▶ AIM: Copy the full set of lines exactly as given.

⁂

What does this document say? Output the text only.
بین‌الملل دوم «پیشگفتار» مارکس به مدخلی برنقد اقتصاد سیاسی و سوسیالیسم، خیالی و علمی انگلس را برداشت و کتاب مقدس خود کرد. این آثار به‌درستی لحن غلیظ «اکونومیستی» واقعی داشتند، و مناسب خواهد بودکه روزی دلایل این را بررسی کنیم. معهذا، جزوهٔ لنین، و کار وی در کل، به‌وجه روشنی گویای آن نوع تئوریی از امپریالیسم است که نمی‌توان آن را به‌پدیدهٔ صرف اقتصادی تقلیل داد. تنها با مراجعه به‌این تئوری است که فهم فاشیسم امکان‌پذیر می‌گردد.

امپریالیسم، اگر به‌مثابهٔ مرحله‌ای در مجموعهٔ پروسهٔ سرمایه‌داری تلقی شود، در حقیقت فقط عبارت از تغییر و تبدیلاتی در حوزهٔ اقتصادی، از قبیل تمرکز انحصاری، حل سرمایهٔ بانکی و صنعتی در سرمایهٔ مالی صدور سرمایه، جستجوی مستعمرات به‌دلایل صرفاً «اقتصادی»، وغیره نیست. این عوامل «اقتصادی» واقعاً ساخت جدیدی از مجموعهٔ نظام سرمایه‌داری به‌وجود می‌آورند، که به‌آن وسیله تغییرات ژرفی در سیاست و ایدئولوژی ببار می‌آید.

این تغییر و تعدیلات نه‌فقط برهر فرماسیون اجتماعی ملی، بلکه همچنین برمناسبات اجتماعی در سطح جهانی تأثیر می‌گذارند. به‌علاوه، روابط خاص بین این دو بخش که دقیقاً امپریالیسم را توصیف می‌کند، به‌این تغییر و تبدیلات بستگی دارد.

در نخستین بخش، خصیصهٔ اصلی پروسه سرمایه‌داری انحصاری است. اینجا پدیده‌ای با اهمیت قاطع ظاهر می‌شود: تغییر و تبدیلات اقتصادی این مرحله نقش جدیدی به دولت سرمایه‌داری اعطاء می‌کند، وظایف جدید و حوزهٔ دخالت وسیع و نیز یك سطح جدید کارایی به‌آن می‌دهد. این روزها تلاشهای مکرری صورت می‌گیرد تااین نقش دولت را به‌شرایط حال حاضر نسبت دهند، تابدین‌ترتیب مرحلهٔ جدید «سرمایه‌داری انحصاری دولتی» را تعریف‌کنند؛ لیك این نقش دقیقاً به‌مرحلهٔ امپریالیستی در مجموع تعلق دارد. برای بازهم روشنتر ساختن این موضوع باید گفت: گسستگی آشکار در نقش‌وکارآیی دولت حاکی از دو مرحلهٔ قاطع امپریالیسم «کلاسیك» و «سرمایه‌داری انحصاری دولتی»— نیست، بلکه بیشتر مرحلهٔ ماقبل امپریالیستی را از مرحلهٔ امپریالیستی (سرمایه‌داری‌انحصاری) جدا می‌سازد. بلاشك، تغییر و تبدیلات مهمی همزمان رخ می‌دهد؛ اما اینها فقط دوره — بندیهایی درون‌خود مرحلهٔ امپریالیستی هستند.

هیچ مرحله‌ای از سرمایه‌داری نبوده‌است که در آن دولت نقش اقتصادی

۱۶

⁂

▶ THE OUTPUT:
What does this document say? Output the text only.
بین‌الملل دوم «پیشگفتار» مارکس به مدخلی برنقد اقتصاد سیاسی و سوسیالیسم، خیالی و علمی انگلس را برداشت و کتاب مقدس خود کرد. این آثار به‌درستی لحن غلیظ «اکونومیستی» واقعی داشتند، و مناسب خواهد بودکه روزی دلایل این را بررسی کنیم. معهذا، جزوهٔ لنین، و کار وی در کل، به‌وجه روشنی گویای آن نوع تئوریی از امپریالیسم است که نمی‌توان آن را به‌پدیدهٔ صرف اقتصادی تقلیل داد. تنها با مراجعه به‌این تئوری است که فهم فاشیسم امکان‌پذیر می‌گردد.

امپریالیسم، اگر به‌مثابهٔ مرحله‌ای در مجموعهٔ پروسهٔ سرمایه‌داری تلقی شود، در حقیقت فقط عبارت از تغییر و تبدیلاتی در حوزهٔ اقتصادی، از قبیل تمرکز انحصاری، حل سرمایهٔ بانکی و صنعتی در سرمایهٔ مالی صدور سرمایه، جستجوی مستعمرات به‌دلایل صرفاً «اقتصادی»، وغیره نیست. این عوامل «اقتصادی» واقعاً ساخت جدیدی از مجموعهٔ نظام سرمایه‌داری به‌وجود می‌آورند، که به‌آن وسیله تغییرات ژرفی در سیاست و ایدئولوژی ببار می‌آید.

این تغییر و تعدیلات نه‌فقط برهر فرماسیون اجتماعی ملی، بلکه همچنین برمناسبات اجتماعی در سطح جهانی تأثیر می‌گذارند. به‌علاوه، روابط خاص بین این دو بخش که دقیقاً امپریالیسم را توصیف می‌کند، به‌این تغییر و تبدیلات بستگی دارد.

در نخستین بخش، خصیصهٔ اصلی پروسه سرمایه‌داری انحصاری است. اینجا پدیده‌ای با اهمیت قاطع ظاهر می‌شود: تغییر و تبدیلات اقتصادی این مرحله نقش جدیدی به دولت سرمایه‌داری اعطاء می‌کند، وظایف جدید و حوزهٔ دخالت وسیع و نیز یك سطح جدید کارایی به‌آن می‌دهد. این روزها تلاشهای مکرری صورت می‌گیرد تااین نقش دولت را به‌شرایط حال حاضر نسبت دهند، تابدین‌ترتیب مرحلهٔ جدید «سرمایه‌داری انحصاری دولتی» را تعریف‌کنند؛ لیك این نقش دقیقاً به‌مرحلهٔ امپریالیستی در مجموع تعلق دارد. برای بازهم روشنتر ساختن این موضوع باید گفت: گسستگی آشکار در نقش‌وکارآیی دولت حاکی از دو مرحلهٔ قاطع امپریالیسم «کلاسیك» و «سرمایه‌داری انحصاری دولتی»— نیست، بلکه بیشتر مرحلهٔ ماقبل امپریالیستی را از مرحلهٔ امپریالیستی (سرمایه‌داری‌انحصاری) جدا می‌سازد. بلاشك، تغییر و تبدیلات مهمی همزمان رخ می‌دهد؛ اما اینها فقط دوره — بندیهایی درون‌خود مرحلهٔ امپریالیستی هستند.

هیچ مرحله‌ای از سرمایه‌داری نبوده‌است که در آن دولت نقش اقتصادی

۱۶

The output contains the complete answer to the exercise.